Reproduce each line of the listing exactly.

### MATERIAL FOR THIS EXERCISE
-------------------------
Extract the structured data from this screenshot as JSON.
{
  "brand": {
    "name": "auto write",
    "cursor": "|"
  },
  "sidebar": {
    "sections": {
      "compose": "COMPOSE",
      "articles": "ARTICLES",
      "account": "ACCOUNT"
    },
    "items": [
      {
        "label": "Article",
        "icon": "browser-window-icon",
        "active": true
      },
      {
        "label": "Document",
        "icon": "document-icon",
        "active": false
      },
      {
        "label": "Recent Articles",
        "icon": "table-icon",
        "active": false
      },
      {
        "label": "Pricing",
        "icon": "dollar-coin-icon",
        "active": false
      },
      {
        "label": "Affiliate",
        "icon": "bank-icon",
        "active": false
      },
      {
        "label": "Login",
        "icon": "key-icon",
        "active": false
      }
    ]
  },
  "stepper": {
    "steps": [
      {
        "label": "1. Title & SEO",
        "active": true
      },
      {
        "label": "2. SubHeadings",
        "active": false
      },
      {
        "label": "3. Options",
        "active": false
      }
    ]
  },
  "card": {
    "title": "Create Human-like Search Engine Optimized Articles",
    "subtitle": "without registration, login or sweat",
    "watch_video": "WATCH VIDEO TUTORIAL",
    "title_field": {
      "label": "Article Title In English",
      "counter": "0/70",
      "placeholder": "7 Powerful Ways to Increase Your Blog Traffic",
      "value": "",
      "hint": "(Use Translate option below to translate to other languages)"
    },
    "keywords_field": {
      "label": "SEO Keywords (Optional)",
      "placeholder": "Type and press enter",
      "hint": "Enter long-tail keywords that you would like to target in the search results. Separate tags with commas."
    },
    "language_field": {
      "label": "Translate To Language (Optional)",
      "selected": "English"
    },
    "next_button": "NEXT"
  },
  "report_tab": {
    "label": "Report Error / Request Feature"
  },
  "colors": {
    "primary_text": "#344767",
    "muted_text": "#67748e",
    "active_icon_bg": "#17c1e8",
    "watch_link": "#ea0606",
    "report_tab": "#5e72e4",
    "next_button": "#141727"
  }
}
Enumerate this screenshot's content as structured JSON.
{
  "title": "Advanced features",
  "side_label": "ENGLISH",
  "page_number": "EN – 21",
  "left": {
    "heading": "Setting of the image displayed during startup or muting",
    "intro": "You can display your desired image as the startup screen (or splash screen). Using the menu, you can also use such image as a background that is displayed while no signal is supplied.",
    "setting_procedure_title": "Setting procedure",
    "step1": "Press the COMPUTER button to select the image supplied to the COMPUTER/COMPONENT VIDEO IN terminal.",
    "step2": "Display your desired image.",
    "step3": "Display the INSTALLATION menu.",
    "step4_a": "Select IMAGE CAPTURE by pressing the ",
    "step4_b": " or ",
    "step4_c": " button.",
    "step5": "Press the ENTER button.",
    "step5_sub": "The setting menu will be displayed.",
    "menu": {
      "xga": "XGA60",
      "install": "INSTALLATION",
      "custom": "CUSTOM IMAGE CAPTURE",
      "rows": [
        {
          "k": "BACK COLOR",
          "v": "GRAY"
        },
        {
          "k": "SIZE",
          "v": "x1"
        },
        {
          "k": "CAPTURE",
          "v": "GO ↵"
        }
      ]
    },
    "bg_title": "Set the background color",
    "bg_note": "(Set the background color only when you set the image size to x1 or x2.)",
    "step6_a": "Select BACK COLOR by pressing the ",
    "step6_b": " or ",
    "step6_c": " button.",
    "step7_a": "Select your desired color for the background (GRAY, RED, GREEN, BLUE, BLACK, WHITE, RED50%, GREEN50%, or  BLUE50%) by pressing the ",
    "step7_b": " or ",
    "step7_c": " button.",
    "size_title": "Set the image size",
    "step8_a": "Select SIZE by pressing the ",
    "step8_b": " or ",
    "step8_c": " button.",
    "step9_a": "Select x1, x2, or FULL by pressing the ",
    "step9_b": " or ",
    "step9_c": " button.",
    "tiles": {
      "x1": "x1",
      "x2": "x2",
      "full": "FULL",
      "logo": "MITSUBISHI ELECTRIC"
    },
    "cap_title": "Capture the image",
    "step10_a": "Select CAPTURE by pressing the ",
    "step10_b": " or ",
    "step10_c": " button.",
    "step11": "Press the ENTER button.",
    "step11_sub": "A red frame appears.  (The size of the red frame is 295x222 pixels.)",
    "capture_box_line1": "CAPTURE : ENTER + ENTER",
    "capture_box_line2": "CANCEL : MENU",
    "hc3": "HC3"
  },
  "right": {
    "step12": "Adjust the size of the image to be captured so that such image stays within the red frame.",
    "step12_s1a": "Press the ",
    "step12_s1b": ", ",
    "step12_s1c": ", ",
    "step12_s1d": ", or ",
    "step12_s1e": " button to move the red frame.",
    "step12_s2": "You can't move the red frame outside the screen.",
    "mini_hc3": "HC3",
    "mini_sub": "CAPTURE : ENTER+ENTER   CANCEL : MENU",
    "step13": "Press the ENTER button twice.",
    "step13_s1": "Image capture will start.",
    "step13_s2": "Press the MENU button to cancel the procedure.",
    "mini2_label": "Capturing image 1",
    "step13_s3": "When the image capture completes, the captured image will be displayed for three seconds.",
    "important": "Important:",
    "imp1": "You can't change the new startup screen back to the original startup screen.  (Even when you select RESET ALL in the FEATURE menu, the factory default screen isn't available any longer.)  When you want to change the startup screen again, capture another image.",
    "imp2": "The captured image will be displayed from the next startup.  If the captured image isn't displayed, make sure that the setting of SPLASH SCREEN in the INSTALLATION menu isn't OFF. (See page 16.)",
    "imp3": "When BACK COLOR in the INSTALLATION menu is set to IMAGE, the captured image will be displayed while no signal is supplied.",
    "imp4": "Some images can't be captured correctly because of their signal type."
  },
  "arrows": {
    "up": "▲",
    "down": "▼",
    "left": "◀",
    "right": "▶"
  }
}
-------------------------
### FINISHED ANSWER
Extract the structured data from this screenshot as JSON.
{
  "brand": {
    "name": "auto write",
    "cursor": "|"
  },
  "sidebar": {
    "sections": {
      "compose": "COMPOSE",
      "articles": "ARTICLES",
      "account": "ACCOUNT"
    },
    "items": [
      {
        "label": "Article",
        "icon": "browser-window-icon",
        "active": true
      },
      {
        "label": "Document",
        "icon": "document-icon",
        "active": false
      },
      {
        "label": "Recent Articles",
        "icon": "table-icon",
        "active": false
      },
      {
        "label": "Pricing",
        "icon": "dollar-coin-icon",
        "active": false
      },
      {
        "label": "Affiliate",
        "icon": "bank-icon",
        "active": false
      },
      {
        "label": "Login",
        "icon": "key-icon",
        "active": false
      }
    ]
  },
  "stepper": {
    "steps": [
      {
        "label": "1. Title & SEO",
        "active": true
      },
      {
        "label": "2. SubHeadings",
        "active": false
      },
      {
        "label": "3. Options",
        "active": false
      }
    ]
  },
  "card": {
    "title": "Create Human-like Search Engine Optimized Articles",
    "subtitle": "without registration, login or sweat",
    "watch_video": "WATCH VIDEO TUTORIAL",
    "title_field": {
      "label": "Article Title In English",
      "counter": "0/70",
      "placeholder": "7 Powerful Ways to Increase Your Blog Traffic",
      "value": "",
      "hint": "(Use Translate option below to translate to other languages)"
    },
    "keywords_field": {
      "label": "SEO Keywords (Optional)",
      "placeholder": "Type and press enter",
      "hint": "Enter long-tail keywords that you would like to target in the search results. Separate tags with commas."
    },
    "language_field": {
      "label": "Translate To Language (Optional)",
      "selected": "English"
    },
    "next_button": "NEXT"
  },
  "report_tab": {
    "label": "Report Error / Request Feature"
  },
  "colors": {
    "primary_text": "#344767",
    "muted_text": "#67748e",
    "active_icon_bg": "#17c1e8",
    "watch_link": "#ea0606",
    "report_tab": "#5e72e4",
    "next_button": "#141727"
  }
}
Enumerate this screenshot's content as structured JSON.
{
  "title": "Advanced features",
  "side_label": "ENGLISH",
  "page_number": "EN – 21",
  "left": {
    "heading": "Setting of the image displayed during startup or muting",
    "intro": "You can display your desired image as the startup screen (or splash screen). Using the menu, you can also use such image as a background that is displayed while no signal is supplied.",
    "setting_procedure_title": "Setting procedure",
    "step1": "Press the COMPUTER button to select the image supplied to the COMPUTER/COMPONENT VIDEO IN terminal.",
    "step2": "Display your desired image.",
    "step3": "Display the INSTALLATION menu.",
    "step4_a": "Select IMAGE CAPTURE by pressing the ",
    "step4_b": " or ",
    "step4_c": " button.",
    "step5": "Press the ENTER button.",
    "step5_sub": "The setting menu will be displayed.",
    "menu": {
      "xga": "XGA60",
      "install": "INSTALLATION",
      "custom": "CUSTOM IMAGE CAPTURE",
      "rows": [
        {
          "k": "BACK COLOR",
          "v": "GRAY"
        },
        {
          "k": "SIZE",
          "v": "x1"
        },
        {
          "k": "CAPTURE",
          "v": "GO ↵"
        }
      ]
    },
    "bg_title": "Set the background color",
    "bg_note": "(Set the background color only when you set the image size to x1 or x2.)",
    "step6_a": "Select BACK COLOR by pressing the ",
    "step6_b": " or ",
    "step6_c": " button.",
    "step7_a": "Select your desired color for the background (GRAY, RED, GREEN, BLUE, BLACK, WHITE, RED50%, GREEN50%, or  BLUE50%) by pressing the ",
    "step7_b": " or ",
    "step7_c": " button.",
    "size_title": "Set the image size",
    "step8_a": "Select SIZE by pressing the ",
    "step8_b": " or ",
    "step8_c": " button.",
    "step9_a": "Select x1, x2, or FULL by pressing the ",
    "step9_b": " or ",
    "step9_c": " button.",
    "tiles": {
      "x1": "x1",
      "x2": "x2",
      "full": "FULL",
      "logo": "MITSUBISHI ELECTRIC"
    },
    "cap_title": "Capture the image",
    "step10_a": "Select CAPTURE by pressing the ",
    "step10_b": " or ",
    "step10_c": " button.",
    "step11": "Press the ENTER button.",
    "step11_sub": "A red frame appears.  (The size of the red frame is 295x222 pixels.)",
    "capture_box_line1": "CAPTURE : ENTER + ENTER",
    "capture_box_line2": "CANCEL : MENU",
    "hc3": "HC3"
  },
  "right": {
    "step12": "Adjust the size of the image to be captured so that such image stays within the red frame.",
    "step12_s1a": "Press the ",
    "step12_s1b": ", ",
    "step12_s1c": ", ",
    "step12_s1d": ", or ",
    "step12_s1e": " button to move the red frame.",
    "step12_s2": "You can't move the red frame outside the screen.",
    "mini_hc3": "HC3",
    "mini_sub": "CAPTURE : ENTER+ENTER   CANCEL : MENU",
    "step13": "Press the ENTER button twice.",
    "step13_s1": "Image capture will start.",
    "step13_s2": "Press the MENU button to cancel the procedure.",
    "mini2_label": "Capturing image 1",
    "step13_s3": "When the image capture completes, the captured image will be displayed for three seconds.",
    "important": "Important:",
    "imp1": "You can't change the new startup screen back to the original startup screen.  (Even when you select RESET ALL in the FEATURE menu, the factory default screen isn't available any longer.)  When you want to change the startup screen again, capture another image.",
    "imp2": "The captured image will be displayed from the next startup.  If the captured image isn't displayed, make sure that the setting of SPLASH SCREEN in the INSTALLATION menu isn't OFF. (See page 16.)",
    "imp3": "When BACK COLOR in the INSTALLATION menu is set to IMAGE, the captured image will be displayed while no signal is supplied.",
    "imp4": "Some images can't be captured correctly because of their signal type."
  },
  "arrows": {
    "up": "▲",
    "down": "▼",
    "left": "◀",
    "right": "▶"
  }
}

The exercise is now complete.